* START Data supplied *
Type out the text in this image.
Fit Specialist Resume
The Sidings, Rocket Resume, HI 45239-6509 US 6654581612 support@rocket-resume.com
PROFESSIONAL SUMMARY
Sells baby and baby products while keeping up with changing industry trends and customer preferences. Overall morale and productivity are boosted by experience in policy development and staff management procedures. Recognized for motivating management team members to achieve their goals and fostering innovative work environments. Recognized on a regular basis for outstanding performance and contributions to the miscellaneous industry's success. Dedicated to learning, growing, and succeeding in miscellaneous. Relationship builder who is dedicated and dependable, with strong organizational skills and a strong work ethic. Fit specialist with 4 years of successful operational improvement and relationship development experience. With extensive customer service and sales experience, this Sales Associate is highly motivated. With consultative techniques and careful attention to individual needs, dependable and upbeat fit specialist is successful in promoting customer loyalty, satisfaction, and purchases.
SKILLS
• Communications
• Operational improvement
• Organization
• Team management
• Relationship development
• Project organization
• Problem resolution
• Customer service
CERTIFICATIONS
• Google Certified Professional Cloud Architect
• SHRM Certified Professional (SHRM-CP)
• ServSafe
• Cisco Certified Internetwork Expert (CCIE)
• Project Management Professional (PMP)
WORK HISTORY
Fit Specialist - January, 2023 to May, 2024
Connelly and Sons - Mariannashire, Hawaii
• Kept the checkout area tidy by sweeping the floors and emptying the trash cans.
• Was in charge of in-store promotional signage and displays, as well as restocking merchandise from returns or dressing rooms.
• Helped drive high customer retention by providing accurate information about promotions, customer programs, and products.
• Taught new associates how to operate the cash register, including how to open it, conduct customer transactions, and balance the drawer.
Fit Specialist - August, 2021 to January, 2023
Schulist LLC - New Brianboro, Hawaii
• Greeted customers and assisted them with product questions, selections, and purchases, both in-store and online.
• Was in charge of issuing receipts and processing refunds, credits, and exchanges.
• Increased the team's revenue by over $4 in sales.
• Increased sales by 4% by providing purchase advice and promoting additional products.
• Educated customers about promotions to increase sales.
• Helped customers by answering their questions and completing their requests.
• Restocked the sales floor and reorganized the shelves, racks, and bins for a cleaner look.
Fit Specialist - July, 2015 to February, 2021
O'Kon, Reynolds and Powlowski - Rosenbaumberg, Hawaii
* END Data supplied *
Exercise prompt
Some lines of the data above may hold the word "store"; report how many do, and nothing else.

Result below
2